→ Work to complete
Without changing a character, return the entries, but not the images they hold.

→ Supplied records
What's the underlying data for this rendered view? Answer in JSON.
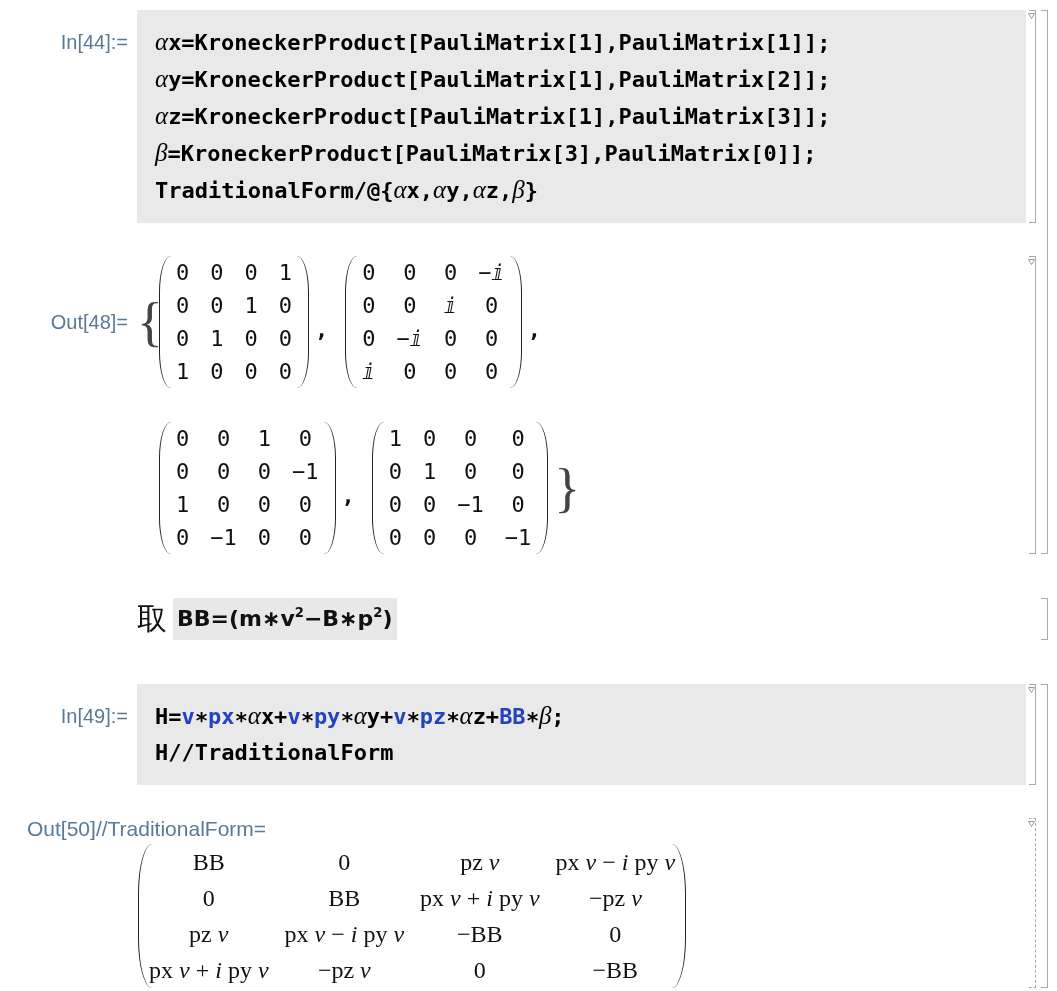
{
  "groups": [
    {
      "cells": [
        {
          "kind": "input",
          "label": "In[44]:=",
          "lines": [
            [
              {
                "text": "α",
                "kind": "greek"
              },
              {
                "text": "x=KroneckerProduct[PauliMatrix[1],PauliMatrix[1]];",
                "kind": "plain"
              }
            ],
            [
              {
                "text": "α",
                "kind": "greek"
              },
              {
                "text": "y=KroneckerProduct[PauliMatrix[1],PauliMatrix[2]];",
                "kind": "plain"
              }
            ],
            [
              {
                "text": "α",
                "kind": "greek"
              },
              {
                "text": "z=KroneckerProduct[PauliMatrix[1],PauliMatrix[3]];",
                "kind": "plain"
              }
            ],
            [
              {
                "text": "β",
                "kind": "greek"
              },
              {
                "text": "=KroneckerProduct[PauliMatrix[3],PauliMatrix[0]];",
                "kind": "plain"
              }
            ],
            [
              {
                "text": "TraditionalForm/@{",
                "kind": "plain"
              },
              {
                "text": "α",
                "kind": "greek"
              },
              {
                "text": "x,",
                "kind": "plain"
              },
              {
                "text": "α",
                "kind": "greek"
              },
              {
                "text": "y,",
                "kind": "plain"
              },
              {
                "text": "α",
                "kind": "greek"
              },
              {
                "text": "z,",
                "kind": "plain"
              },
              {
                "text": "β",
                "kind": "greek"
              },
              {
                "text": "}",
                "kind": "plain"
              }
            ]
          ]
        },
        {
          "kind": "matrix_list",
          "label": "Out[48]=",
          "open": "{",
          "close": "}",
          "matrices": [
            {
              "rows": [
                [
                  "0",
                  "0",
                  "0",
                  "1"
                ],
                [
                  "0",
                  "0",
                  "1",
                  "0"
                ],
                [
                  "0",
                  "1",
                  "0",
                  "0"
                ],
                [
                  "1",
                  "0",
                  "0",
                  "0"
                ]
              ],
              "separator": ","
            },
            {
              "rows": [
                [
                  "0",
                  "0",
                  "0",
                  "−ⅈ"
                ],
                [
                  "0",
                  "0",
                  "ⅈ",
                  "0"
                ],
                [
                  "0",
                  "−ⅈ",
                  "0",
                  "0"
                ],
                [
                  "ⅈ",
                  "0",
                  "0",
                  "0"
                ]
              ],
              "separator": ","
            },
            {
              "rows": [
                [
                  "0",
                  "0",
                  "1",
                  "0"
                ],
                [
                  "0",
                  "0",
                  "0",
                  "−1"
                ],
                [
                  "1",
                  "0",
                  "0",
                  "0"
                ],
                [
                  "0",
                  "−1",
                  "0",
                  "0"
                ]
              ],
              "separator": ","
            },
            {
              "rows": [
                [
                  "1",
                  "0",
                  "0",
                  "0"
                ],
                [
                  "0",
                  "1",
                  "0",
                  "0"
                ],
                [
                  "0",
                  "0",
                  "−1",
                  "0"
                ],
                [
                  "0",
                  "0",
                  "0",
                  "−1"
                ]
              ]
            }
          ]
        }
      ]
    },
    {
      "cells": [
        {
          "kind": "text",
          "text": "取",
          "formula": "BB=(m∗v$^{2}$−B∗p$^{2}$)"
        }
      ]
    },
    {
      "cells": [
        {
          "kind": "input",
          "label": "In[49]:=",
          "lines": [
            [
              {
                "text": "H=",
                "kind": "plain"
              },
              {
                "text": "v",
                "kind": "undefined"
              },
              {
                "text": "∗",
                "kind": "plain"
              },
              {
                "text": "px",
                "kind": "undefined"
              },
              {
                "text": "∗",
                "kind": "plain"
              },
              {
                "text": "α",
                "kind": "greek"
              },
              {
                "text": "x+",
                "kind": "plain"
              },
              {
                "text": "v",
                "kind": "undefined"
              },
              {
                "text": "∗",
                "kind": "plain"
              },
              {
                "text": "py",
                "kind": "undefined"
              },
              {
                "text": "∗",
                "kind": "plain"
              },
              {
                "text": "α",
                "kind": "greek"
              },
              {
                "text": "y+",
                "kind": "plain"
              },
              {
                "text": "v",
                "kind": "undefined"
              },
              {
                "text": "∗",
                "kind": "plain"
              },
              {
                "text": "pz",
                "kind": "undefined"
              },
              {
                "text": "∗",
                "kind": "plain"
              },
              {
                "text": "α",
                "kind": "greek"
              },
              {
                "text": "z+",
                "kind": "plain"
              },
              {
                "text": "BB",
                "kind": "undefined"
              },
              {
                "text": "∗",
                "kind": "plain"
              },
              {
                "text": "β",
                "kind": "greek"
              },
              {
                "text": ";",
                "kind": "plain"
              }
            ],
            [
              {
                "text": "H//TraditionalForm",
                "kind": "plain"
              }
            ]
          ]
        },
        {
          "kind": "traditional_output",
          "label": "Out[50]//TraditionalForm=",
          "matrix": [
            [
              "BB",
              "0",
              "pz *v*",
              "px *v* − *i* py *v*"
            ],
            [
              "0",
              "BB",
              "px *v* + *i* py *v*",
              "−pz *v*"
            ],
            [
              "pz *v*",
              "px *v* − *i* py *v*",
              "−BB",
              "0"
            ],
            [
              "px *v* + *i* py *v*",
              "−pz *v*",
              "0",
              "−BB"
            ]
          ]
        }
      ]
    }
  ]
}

→ Answer to the task
What's the underlying data for this rendered view? Answer in JSON.
{
  "groups": [
    {
      "cells": [
        {
          "kind": "input",
          "label": "In[44]:=",
          "lines": [
            [
              {
                "text": "α",
                "kind": "greek"
              },
              {
                "text": "x=KroneckerProduct[PauliMatrix[1],PauliMatrix[1]];",
                "kind": "plain"
              }
            ],
            [
              {
                "text": "α",
                "kind": "greek"
              },
              {
                "text": "y=KroneckerProduct[PauliMatrix[1],PauliMatrix[2]];",
                "kind": "plain"
              }
            ],
            [
              {
                "text": "α",
                "kind": "greek"
              },
              {
                "text": "z=KroneckerProduct[PauliMatrix[1],PauliMatrix[3]];",
                "kind": "plain"
              }
            ],
            [
              {
                "text": "β",
                "kind": "greek"
              },
              {
                "text": "=KroneckerProduct[PauliMatrix[3],PauliMatrix[0]];",
                "kind": "plain"
              }
            ],
            [
              {
                "text": "TraditionalForm/@{",
                "kind": "plain"
              },
              {
                "text": "α",
                "kind": "greek"
              },
              {
                "text": "x,",
                "kind": "plain"
              },
              {
                "text": "α",
                "kind": "greek"
              },
              {
                "text": "y,",
                "kind": "plain"
              },
              {
                "text": "α",
                "kind": "greek"
              },
              {
                "text": "z,",
                "kind": "plain"
              },
              {
                "text": "β",
                "kind": "greek"
              },
              {
                "text": "}",
                "kind": "plain"
              }
            ]
          ]
        },
        {
          "kind": "matrix_list",
          "label": "Out[48]=",
          "open": "{",
          "close": "}",
          "matrices": [
            {
              "rows": [
                [
                  "0",
                  "0",
                  "0",
                  "1"
                ],
                [
                  "0",
                  "0",
                  "1",
                  "0"
                ],
                [
                  "0",
                  "1",
                  "0",
                  "0"
                ],
                [
                  "1",
                  "0",
                  "0",
                  "0"
                ]
              ],
              "separator": ","
            },
            {
              "rows": [
                [
                  "0",
                  "0",
                  "0",
                  "−ⅈ"
                ],
                [
                  "0",
                  "0",
                  "ⅈ",
                  "0"
                ],
                [
                  "0",
                  "−ⅈ",
                  "0",
                  "0"
                ],
                [
                  "ⅈ",
                  "0",
                  "0",
                  "0"
                ]
              ],
              "separator": ","
            },
            {
              "rows": [
                [
                  "0",
                  "0",
                  "1",
                  "0"
                ],
                [
                  "0",
                  "0",
                  "0",
                  "−1"
                ],
                [
                  "1",
                  "0",
                  "0",
                  "0"
                ],
                [
                  "0",
                  "−1",
                  "0",
                  "0"
                ]
              ],
              "separator": ","
            },
            {
              "rows": [
                [
                  "1",
                  "0",
                  "0",
                  "0"
                ],
                [
                  "0",
                  "1",
                  "0",
                  "0"
                ],
                [
                  "0",
                  "0",
                  "−1",
                  "0"
                ],
                [
                  "0",
                  "0",
                  "0",
                  "−1"
                ]
              ]
            }
          ]
        }
      ]
    },
    {
      "cells": [
        {
          "kind": "text",
          "text": "取",
          "formula": "BB=(m∗v$^{2}$−B∗p$^{2}$)"
        }
      ]
    },
    {
      "cells": [
        {
          "kind": "input",
          "label": "In[49]:=",
          "lines": [
            [
              {
                "text": "H=",
                "kind": "plain"
              },
              {
                "text": "v",
                "kind": "undefined"
              },
              {
                "text": "∗",
                "kind": "plain"
              },
              {
                "text": "px",
                "kind": "undefined"
              },
              {
                "text": "∗",
                "kind": "plain"
              },
              {
                "text": "α",
                "kind": "greek"
              },
              {
                "text": "x+",
                "kind": "plain"
              },
              {
                "text": "v",
                "kind": "undefined"
              },
              {
                "text": "∗",
                "kind": "plain"
              },
              {
                "text": "py",
                "kind": "undefined"
              },
              {
                "text": "∗",
                "kind": "plain"
              },
              {
                "text": "α",
                "kind": "greek"
              },
              {
                "text": "y+",
                "kind": "plain"
              },
              {
                "text": "v",
                "kind": "undefined"
              },
              {
                "text": "∗",
                "kind": "plain"
              },
              {
                "text": "pz",
                "kind": "undefined"
              },
              {
                "text": "∗",
                "kind": "plain"
              },
              {
                "text": "α",
                "kind": "greek"
              },
              {
                "text": "z+",
                "kind": "plain"
              },
              {
                "text": "BB",
                "kind": "undefined"
              },
              {
                "text": "∗",
                "kind": "plain"
              },
              {
                "text": "β",
                "kind": "greek"
              },
              {
                "text": ";",
                "kind": "plain"
              }
            ],
            [
              {
                "text": "H//TraditionalForm",
                "kind": "plain"
              }
            ]
          ]
        },
        {
          "kind": "traditional_output",
          "label": "Out[50]//TraditionalForm=",
          "matrix": [
            [
              "BB",
              "0",
              "pz *v*",
              "px *v* − *i* py *v*"
            ],
            [
              "0",
              "BB",
              "px *v* + *i* py *v*",
              "−pz *v*"
            ],
            [
              "pz *v*",
              "px *v* − *i* py *v*",
              "−BB",
              "0"
            ],
            [
              "px *v* + *i* py *v*",
              "−pz *v*",
              "0",
              "−BB"
            ]
          ]
        }
      ]
    }
  ]
}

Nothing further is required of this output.